>> begin Extracted data
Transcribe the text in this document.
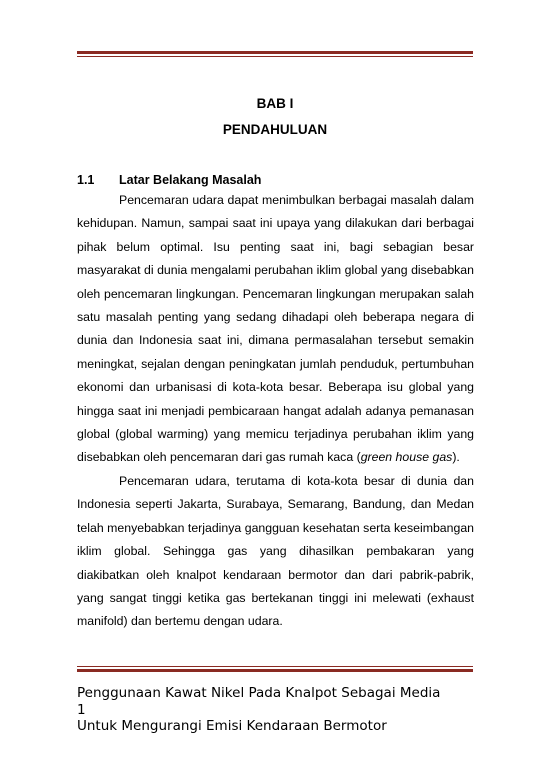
BAB I
PENDAHULUAN
1.1 Latar Belakang Masalah

Pencemaran udara dapat menimbulkan berbagai masalah dalam kehidupan. Namun, sampai saat ini upaya yang dilakukan dari berbagai pihak belum optimal. Isu penting saat ini, bagi sebagian besar masyarakat di dunia mengalami perubahan iklim global yang disebabkan oleh pencemaran lingkungan. Pencemaran lingkungan merupakan salah satu masalah penting yang sedang dihadapi oleh beberapa negara di dunia dan Indonesia saat ini, dimana permasalahan tersebut semakin meningkat, sejalan dengan peningkatan jumlah penduduk, pertumbuhan ekonomi dan urbanisasi di kota-kota besar. Beberapa isu global yang hingga saat ini menjadi pembicaraan hangat adalah adanya pemanasan global (global warming) yang memicu terjadinya perubahan iklim yang disebabkan oleh pencemaran dari gas rumah kaca (green house gas).

Pencemaran udara, terutama di kota-kota besar di dunia dan Indonesia seperti Jakarta, Surabaya, Semarang, Bandung, dan Medan telah menyebabkan terjadinya gangguan kesehatan serta keseimbangan iklim global. Sehingga gas yang dihasilkan pembakaran yang diakibatkan oleh knalpot kendaraan bermotor dan dari pabrik-pabrik, yang sangat tinggi ketika gas bertekanan tinggi ini melewati (exhaust manifold) dan bertemu dengan udara.

Penggunaan Kawat Nikel Pada Knalpot Sebagai Media
1
Untuk Mengurangi Emisi Kendaraan Bermotor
>> end Extracted data
Work to complete. Transcribe every entry word for word, but skip the pictures.

In response.
Transcribe the text in this document.
BAB I
PENDAHULUAN
1.1 Latar Belakang Masalah

Pencemaran udara dapat menimbulkan berbagai masalah dalam kehidupan. Namun, sampai saat ini upaya yang dilakukan dari berbagai pihak belum optimal. Isu penting saat ini, bagi sebagian besar masyarakat di dunia mengalami perubahan iklim global yang disebabkan oleh pencemaran lingkungan. Pencemaran lingkungan merupakan salah satu masalah penting yang sedang dihadapi oleh beberapa negara di dunia dan Indonesia saat ini, dimana permasalahan tersebut semakin meningkat, sejalan dengan peningkatan jumlah penduduk, pertumbuhan ekonomi dan urbanisasi di kota-kota besar. Beberapa isu global yang hingga saat ini menjadi pembicaraan hangat adalah adanya pemanasan global (global warming) yang memicu terjadinya perubahan iklim yang disebabkan oleh pencemaran dari gas rumah kaca (green house gas).

Pencemaran udara, terutama di kota-kota besar di dunia dan Indonesia seperti Jakarta, Surabaya, Semarang, Bandung, dan Medan telah menyebabkan terjadinya gangguan kesehatan serta keseimbangan iklim global. Sehingga gas yang dihasilkan pembakaran yang diakibatkan oleh knalpot kendaraan bermotor dan dari pabrik-pabrik, yang sangat tinggi ketika gas bertekanan tinggi ini melewati (exhaust manifold) dan bertemu dengan udara.

Penggunaan Kawat Nikel Pada Knalpot Sebagai Media
1
Untuk Mengurangi Emisi Kendaraan Bermotor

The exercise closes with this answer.